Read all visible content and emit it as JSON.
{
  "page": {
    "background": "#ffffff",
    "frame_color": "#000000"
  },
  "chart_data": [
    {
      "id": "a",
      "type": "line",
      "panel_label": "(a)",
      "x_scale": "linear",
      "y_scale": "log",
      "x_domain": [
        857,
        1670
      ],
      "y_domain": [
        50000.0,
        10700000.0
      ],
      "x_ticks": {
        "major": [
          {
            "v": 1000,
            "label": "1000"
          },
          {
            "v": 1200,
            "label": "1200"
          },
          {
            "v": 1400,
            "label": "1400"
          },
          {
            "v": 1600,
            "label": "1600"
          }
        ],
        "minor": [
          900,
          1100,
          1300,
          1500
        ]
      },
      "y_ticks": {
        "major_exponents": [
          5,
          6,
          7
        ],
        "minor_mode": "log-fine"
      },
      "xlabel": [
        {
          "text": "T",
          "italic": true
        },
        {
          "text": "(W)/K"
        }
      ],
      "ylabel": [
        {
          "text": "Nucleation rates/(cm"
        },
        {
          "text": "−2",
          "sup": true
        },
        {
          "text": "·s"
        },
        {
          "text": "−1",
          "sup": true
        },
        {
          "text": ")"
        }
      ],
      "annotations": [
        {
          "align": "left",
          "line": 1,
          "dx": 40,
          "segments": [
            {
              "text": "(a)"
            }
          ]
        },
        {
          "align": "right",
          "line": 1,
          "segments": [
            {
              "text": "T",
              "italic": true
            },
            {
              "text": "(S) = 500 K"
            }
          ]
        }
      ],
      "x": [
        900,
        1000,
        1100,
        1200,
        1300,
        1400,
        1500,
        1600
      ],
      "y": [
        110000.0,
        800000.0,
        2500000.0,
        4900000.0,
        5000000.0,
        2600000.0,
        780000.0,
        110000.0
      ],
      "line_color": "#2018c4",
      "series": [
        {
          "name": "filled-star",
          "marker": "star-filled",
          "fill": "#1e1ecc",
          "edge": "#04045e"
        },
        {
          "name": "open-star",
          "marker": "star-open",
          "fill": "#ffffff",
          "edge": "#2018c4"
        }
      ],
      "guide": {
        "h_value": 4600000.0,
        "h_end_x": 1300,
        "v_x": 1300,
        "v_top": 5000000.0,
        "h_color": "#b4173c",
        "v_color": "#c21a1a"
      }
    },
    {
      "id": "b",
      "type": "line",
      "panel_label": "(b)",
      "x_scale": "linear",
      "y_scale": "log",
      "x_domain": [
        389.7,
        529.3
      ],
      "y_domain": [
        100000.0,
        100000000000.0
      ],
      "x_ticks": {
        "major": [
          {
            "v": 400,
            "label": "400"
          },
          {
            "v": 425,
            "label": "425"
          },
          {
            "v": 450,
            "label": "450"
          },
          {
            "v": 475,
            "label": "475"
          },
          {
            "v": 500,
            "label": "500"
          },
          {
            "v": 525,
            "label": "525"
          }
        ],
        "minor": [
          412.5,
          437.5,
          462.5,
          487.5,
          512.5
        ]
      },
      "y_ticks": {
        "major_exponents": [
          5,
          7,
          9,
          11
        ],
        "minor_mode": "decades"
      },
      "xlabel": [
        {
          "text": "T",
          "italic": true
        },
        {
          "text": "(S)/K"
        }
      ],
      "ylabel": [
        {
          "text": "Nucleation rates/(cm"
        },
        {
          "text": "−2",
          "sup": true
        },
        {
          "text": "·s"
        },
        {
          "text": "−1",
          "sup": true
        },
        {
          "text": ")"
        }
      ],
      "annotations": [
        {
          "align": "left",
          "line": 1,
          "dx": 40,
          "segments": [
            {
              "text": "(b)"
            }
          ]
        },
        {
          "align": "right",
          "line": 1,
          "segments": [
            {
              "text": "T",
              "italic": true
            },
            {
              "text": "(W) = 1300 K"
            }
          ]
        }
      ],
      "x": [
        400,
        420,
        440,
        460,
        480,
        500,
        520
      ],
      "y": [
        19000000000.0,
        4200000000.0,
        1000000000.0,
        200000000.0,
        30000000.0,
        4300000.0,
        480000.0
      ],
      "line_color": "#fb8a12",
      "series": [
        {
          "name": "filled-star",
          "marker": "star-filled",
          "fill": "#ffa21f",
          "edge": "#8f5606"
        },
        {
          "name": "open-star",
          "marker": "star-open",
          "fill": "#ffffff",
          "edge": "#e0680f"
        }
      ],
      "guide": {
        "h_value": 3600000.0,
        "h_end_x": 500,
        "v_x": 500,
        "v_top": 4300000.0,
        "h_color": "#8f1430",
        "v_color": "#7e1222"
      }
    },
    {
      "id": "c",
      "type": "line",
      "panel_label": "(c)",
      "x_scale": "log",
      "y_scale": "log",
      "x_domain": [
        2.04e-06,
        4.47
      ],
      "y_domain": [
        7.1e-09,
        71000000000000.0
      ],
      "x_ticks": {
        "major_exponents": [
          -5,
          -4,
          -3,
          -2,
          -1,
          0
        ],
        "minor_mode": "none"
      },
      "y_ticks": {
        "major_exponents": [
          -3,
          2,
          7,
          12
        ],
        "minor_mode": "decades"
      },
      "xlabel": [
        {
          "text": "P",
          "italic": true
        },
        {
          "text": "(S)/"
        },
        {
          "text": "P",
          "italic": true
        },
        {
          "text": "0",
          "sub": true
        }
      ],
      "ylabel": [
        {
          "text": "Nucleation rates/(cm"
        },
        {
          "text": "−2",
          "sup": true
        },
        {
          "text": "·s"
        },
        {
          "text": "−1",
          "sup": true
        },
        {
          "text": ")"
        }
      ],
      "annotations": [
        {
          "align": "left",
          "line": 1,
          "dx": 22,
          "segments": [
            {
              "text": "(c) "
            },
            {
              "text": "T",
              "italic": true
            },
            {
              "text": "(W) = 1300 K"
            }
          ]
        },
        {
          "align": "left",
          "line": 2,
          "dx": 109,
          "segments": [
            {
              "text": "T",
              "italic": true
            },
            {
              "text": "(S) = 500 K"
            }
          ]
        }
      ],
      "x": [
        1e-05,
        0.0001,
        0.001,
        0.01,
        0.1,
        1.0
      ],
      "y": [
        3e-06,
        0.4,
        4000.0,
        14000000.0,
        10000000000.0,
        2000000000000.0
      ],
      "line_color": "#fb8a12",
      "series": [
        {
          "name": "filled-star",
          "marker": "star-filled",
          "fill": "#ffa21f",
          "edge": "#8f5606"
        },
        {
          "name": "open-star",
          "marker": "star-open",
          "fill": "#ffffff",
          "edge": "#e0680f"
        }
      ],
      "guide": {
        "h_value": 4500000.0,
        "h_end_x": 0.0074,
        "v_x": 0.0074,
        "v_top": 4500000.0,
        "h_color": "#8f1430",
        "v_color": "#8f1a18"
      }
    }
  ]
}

____________________

Exercise details
Reproduce the entries above in full by retyping them exactly.

Exercise output
Read all visible content and emit it as JSON.
{
  "page": {
    "background": "#ffffff",
    "frame_color": "#000000"
  },
  "chart_data": [
    {
      "id": "a",
      "type": "line",
      "panel_label": "(a)",
      "x_scale": "linear",
      "y_scale": "log",
      "x_domain": [
        857,
        1670
      ],
      "y_domain": [
        50000.0,
        10700000.0
      ],
      "x_ticks": {
        "major": [
          {
            "v": 1000,
            "label": "1000"
          },
          {
            "v": 1200,
            "label": "1200"
          },
          {
            "v": 1400,
            "label": "1400"
          },
          {
            "v": 1600,
            "label": "1600"
          }
        ],
        "minor": [
          900,
          1100,
          1300,
          1500
        ]
      },
      "y_ticks": {
        "major_exponents": [
          5,
          6,
          7
        ],
        "minor_mode": "log-fine"
      },
      "xlabel": [
        {
          "text": "T",
          "italic": true
        },
        {
          "text": "(W)/K"
        }
      ],
      "ylabel": [
        {
          "text": "Nucleation rates/(cm"
        },
        {
          "text": "−2",
          "sup": true
        },
        {
          "text": "·s"
        },
        {
          "text": "−1",
          "sup": true
        },
        {
          "text": ")"
        }
      ],
      "annotations": [
        {
          "align": "left",
          "line": 1,
          "dx": 40,
          "segments": [
            {
              "text": "(a)"
            }
          ]
        },
        {
          "align": "right",
          "line": 1,
          "segments": [
            {
              "text": "T",
              "italic": true
            },
            {
              "text": "(S) = 500 K"
            }
          ]
        }
      ],
      "x": [
        900,
        1000,
        1100,
        1200,
        1300,
        1400,
        1500,
        1600
      ],
      "y": [
        110000.0,
        800000.0,
        2500000.0,
        4900000.0,
        5000000.0,
        2600000.0,
        780000.0,
        110000.0
      ],
      "line_color": "#2018c4",
      "series": [
        {
          "name": "filled-star",
          "marker": "star-filled",
          "fill": "#1e1ecc",
          "edge": "#04045e"
        },
        {
          "name": "open-star",
          "marker": "star-open",
          "fill": "#ffffff",
          "edge": "#2018c4"
        }
      ],
      "guide": {
        "h_value": 4600000.0,
        "h_end_x": 1300,
        "v_x": 1300,
        "v_top": 5000000.0,
        "h_color": "#b4173c",
        "v_color": "#c21a1a"
      }
    },
    {
      "id": "b",
      "type": "line",
      "panel_label": "(b)",
      "x_scale": "linear",
      "y_scale": "log",
      "x_domain": [
        389.7,
        529.3
      ],
      "y_domain": [
        100000.0,
        100000000000.0
      ],
      "x_ticks": {
        "major": [
          {
            "v": 400,
            "label": "400"
          },
          {
            "v": 425,
            "label": "425"
          },
          {
            "v": 450,
            "label": "450"
          },
          {
            "v": 475,
            "label": "475"
          },
          {
            "v": 500,
            "label": "500"
          },
          {
            "v": 525,
            "label": "525"
          }
        ],
        "minor": [
          412.5,
          437.5,
          462.5,
          487.5,
          512.5
        ]
      },
      "y_ticks": {
        "major_exponents": [
          5,
          7,
          9,
          11
        ],
        "minor_mode": "decades"
      },
      "xlabel": [
        {
          "text": "T",
          "italic": true
        },
        {
          "text": "(S)/K"
        }
      ],
      "ylabel": [
        {
          "text": "Nucleation rates/(cm"
        },
        {
          "text": "−2",
          "sup": true
        },
        {
          "text": "·s"
        },
        {
          "text": "−1",
          "sup": true
        },
        {
          "text": ")"
        }
      ],
      "annotations": [
        {
          "align": "left",
          "line": 1,
          "dx": 40,
          "segments": [
            {
              "text": "(b)"
            }
          ]
        },
        {
          "align": "right",
          "line": 1,
          "segments": [
            {
              "text": "T",
              "italic": true
            },
            {
              "text": "(W) = 1300 K"
            }
          ]
        }
      ],
      "x": [
        400,
        420,
        440,
        460,
        480,
        500,
        520
      ],
      "y": [
        19000000000.0,
        4200000000.0,
        1000000000.0,
        200000000.0,
        30000000.0,
        4300000.0,
        480000.0
      ],
      "line_color": "#fb8a12",
      "series": [
        {
          "name": "filled-star",
          "marker": "star-filled",
          "fill": "#ffa21f",
          "edge": "#8f5606"
        },
        {
          "name": "open-star",
          "marker": "star-open",
          "fill": "#ffffff",
          "edge": "#e0680f"
        }
      ],
      "guide": {
        "h_value": 3600000.0,
        "h_end_x": 500,
        "v_x": 500,
        "v_top": 4300000.0,
        "h_color": "#8f1430",
        "v_color": "#7e1222"
      }
    },
    {
      "id": "c",
      "type": "line",
      "panel_label": "(c)",
      "x_scale": "log",
      "y_scale": "log",
      "x_domain": [
        2.04e-06,
        4.47
      ],
      "y_domain": [
        7.1e-09,
        71000000000000.0
      ],
      "x_ticks": {
        "major_exponents": [
          -5,
          -4,
          -3,
          -2,
          -1,
          0
        ],
        "minor_mode": "none"
      },
      "y_ticks": {
        "major_exponents": [
          -3,
          2,
          7,
          12
        ],
        "minor_mode": "decades"
      },
      "xlabel": [
        {
          "text": "P",
          "italic": true
        },
        {
          "text": "(S)/"
        },
        {
          "text": "P",
          "italic": true
        },
        {
          "text": "0",
          "sub": true
        }
      ],
      "ylabel": [
        {
          "text": "Nucleation rates/(cm"
        },
        {
          "text": "−2",
          "sup": true
        },
        {
          "text": "·s"
        },
        {
          "text": "−1",
          "sup": true
        },
        {
          "text": ")"
        }
      ],
      "annotations": [
        {
          "align": "left",
          "line": 1,
          "dx": 22,
          "segments": [
            {
              "text": "(c) "
            },
            {
              "text": "T",
              "italic": true
            },
            {
              "text": "(W) = 1300 K"
            }
          ]
        },
        {
          "align": "left",
          "line": 2,
          "dx": 109,
          "segments": [
            {
              "text": "T",
              "italic": true
            },
            {
              "text": "(S) = 500 K"
            }
          ]
        }
      ],
      "x": [
        1e-05,
        0.0001,
        0.001,
        0.01,
        0.1,
        1.0
      ],
      "y": [
        3e-06,
        0.4,
        4000.0,
        14000000.0,
        10000000000.0,
        2000000000000.0
      ],
      "line_color": "#fb8a12",
      "series": [
        {
          "name": "filled-star",
          "marker": "star-filled",
          "fill": "#ffa21f",
          "edge": "#8f5606"
        },
        {
          "name": "open-star",
          "marker": "star-open",
          "fill": "#ffffff",
          "edge": "#e0680f"
        }
      ],
      "guide": {
        "h_value": 4500000.0,
        "h_end_x": 0.0074,
        "v_x": 0.0074,
        "v_top": 4500000.0,
        "h_color": "#8f1430",
        "v_color": "#8f1a18"
      }
    }
  ]
}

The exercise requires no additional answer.